Pull every line containing the word "marker" from the records.

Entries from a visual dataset
>> START

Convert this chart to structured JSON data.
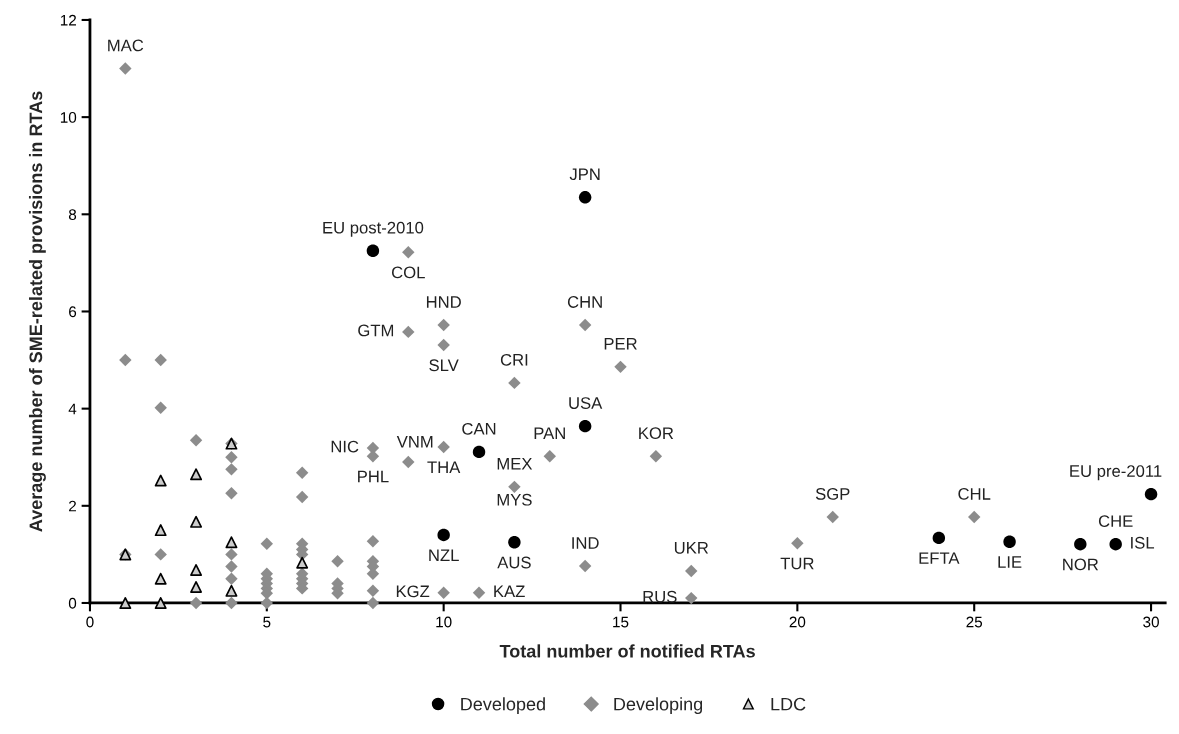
{
  "chart_data": {
    "type": "scatter",
    "xlabel": "Total number of notified RTAs",
    "ylabel": "Average number of SME-related provisions in RTAs",
    "xlim": [
      0,
      30.4
    ],
    "xticks": [
      0,
      5,
      10,
      15,
      20,
      25,
      30
    ],
    "ylim": [
      0,
      12
    ],
    "yticks": [
      0,
      2,
      4,
      6,
      8,
      10,
      12
    ],
    "grid": false,
    "legend": "bottom",
    "series": [
      {
        "name": "Developed",
        "color": "#000000",
        "marker": "circle",
        "x": [
          8,
          14,
          14,
          11,
          10,
          12,
          24,
          26,
          28,
          29,
          30
        ],
        "values": [
          7.25,
          8.35,
          3.64,
          3.11,
          1.4,
          1.25,
          1.34,
          1.26,
          1.21,
          1.21,
          2.24
        ]
      },
      {
        "name": "Developing",
        "color": "#8c8c8c",
        "marker": "diamond",
        "x": [
          1,
          9,
          9,
          10,
          10,
          14,
          15,
          12,
          10,
          8,
          8,
          9,
          13,
          16,
          12,
          14,
          17,
          17,
          10,
          11,
          21,
          20,
          25,
          1,
          1,
          2,
          2,
          2,
          3,
          3,
          4,
          4,
          4,
          4,
          4,
          4,
          4,
          4,
          5,
          5,
          5,
          5,
          5,
          5,
          5,
          6,
          6,
          6,
          6,
          6,
          6,
          6,
          6,
          6,
          7,
          7,
          7,
          7,
          8,
          8,
          8,
          8,
          8,
          8
        ],
        "values": [
          11.0,
          7.22,
          5.58,
          5.72,
          5.31,
          5.72,
          4.86,
          4.53,
          3.21,
          3.19,
          3.02,
          2.9,
          3.02,
          3.02,
          2.39,
          0.76,
          0.66,
          0.1,
          0.21,
          0.21,
          1.77,
          1.23,
          1.77,
          5.0,
          1.0,
          5.0,
          4.02,
          1.0,
          3.35,
          0,
          3.28,
          3.0,
          2.75,
          2.26,
          1.0,
          0.75,
          0.5,
          0,
          1.22,
          0.6,
          0.5,
          0.4,
          0.3,
          0.2,
          0,
          2.68,
          2.18,
          1.22,
          1.1,
          1.0,
          0.6,
          0.5,
          0.4,
          0.3,
          0.86,
          0.4,
          0.3,
          0.2,
          1.27,
          0.86,
          0.75,
          0.6,
          0.25,
          0
        ]
      },
      {
        "name": "LDC",
        "color": "#cccccc",
        "marker": "triangle",
        "x": [
          1,
          1,
          2,
          2,
          2,
          2,
          3,
          3,
          3,
          3,
          4,
          4,
          4,
          6
        ],
        "values": [
          1.0,
          0,
          2.52,
          1.5,
          0.5,
          0,
          2.65,
          1.67,
          0.68,
          0.33,
          3.28,
          1.25,
          0.25,
          0.83
        ]
      }
    ],
    "annotations": [
      {
        "text": "MAC",
        "x": 1,
        "y": 11.0
      },
      {
        "text": "EU post-2010",
        "x": 8,
        "y": 7.25
      },
      {
        "text": "COL",
        "x": 9,
        "y": 7.22
      },
      {
        "text": "JPN",
        "x": 14,
        "y": 8.35
      },
      {
        "text": "HND",
        "x": 10,
        "y": 5.72
      },
      {
        "text": "GTM",
        "x": 9,
        "y": 5.58
      },
      {
        "text": "SLV",
        "x": 10,
        "y": 5.31
      },
      {
        "text": "CHN",
        "x": 14,
        "y": 5.72
      },
      {
        "text": "PER",
        "x": 15,
        "y": 4.86
      },
      {
        "text": "CRI",
        "x": 12,
        "y": 4.53
      },
      {
        "text": "USA",
        "x": 14,
        "y": 3.64
      },
      {
        "text": "CAN",
        "x": 11,
        "y": 3.11
      },
      {
        "text": "VNM",
        "x": 9,
        "y": 2.9
      },
      {
        "text": "NIC",
        "x": 8,
        "y": 3.19
      },
      {
        "text": "PHL",
        "x": 8,
        "y": 3.02
      },
      {
        "text": "THA",
        "x": 10,
        "y": 3.21
      },
      {
        "text": "PAN",
        "x": 13,
        "y": 3.02
      },
      {
        "text": "KOR",
        "x": 16,
        "y": 3.02
      },
      {
        "text": "MEX",
        "x": 12,
        "y": 2.39
      },
      {
        "text": "MYS",
        "x": 12,
        "y": 1.25
      },
      {
        "text": "AUS",
        "x": 12,
        "y": 1.25
      },
      {
        "text": "NZL",
        "x": 10,
        "y": 1.4
      },
      {
        "text": "KGZ",
        "x": 10,
        "y": 0.21
      },
      {
        "text": "KAZ",
        "x": 11,
        "y": 0.21
      },
      {
        "text": "IND",
        "x": 14,
        "y": 0.76
      },
      {
        "text": "UKR",
        "x": 17,
        "y": 0.66
      },
      {
        "text": "RUS",
        "x": 17,
        "y": 0.1
      },
      {
        "text": "TUR",
        "x": 20,
        "y": 1.23
      },
      {
        "text": "SGP",
        "x": 21,
        "y": 1.77
      },
      {
        "text": "EFTA",
        "x": 24,
        "y": 1.34
      },
      {
        "text": "CHL",
        "x": 25,
        "y": 1.77
      },
      {
        "text": "LIE",
        "x": 26,
        "y": 1.26
      },
      {
        "text": "NOR",
        "x": 28,
        "y": 1.21
      },
      {
        "text": "CHE",
        "x": 29,
        "y": 1.21
      },
      {
        "text": "ISL",
        "x": 29,
        "y": 1.21
      },
      {
        "text": "EU pre-2011",
        "x": 30,
        "y": 2.24
      }
    ]
  }
}
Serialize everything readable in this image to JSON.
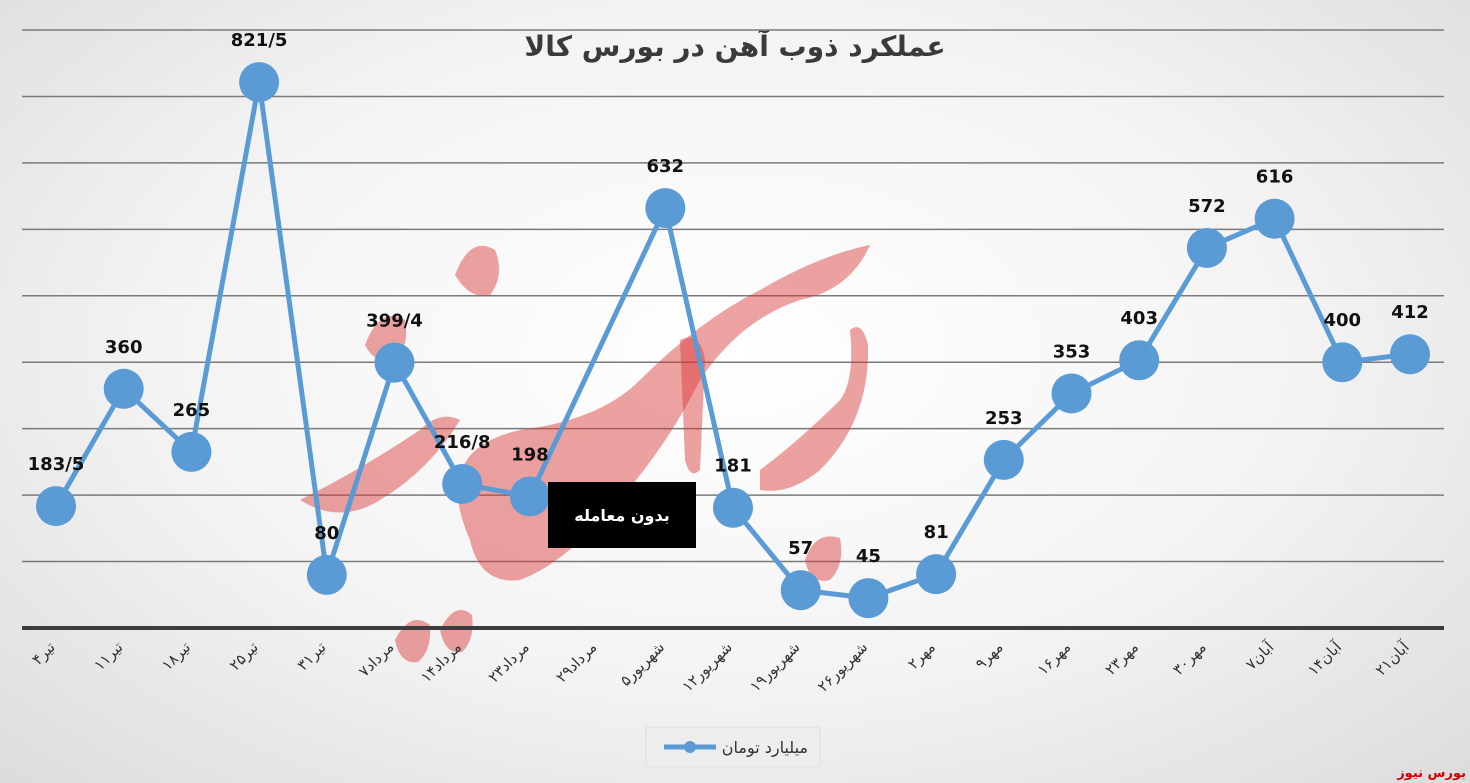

>> END

SOLUTION BELOW →
        "marker": "circle",
        "marker": "diamond",
        "marker": "triangle",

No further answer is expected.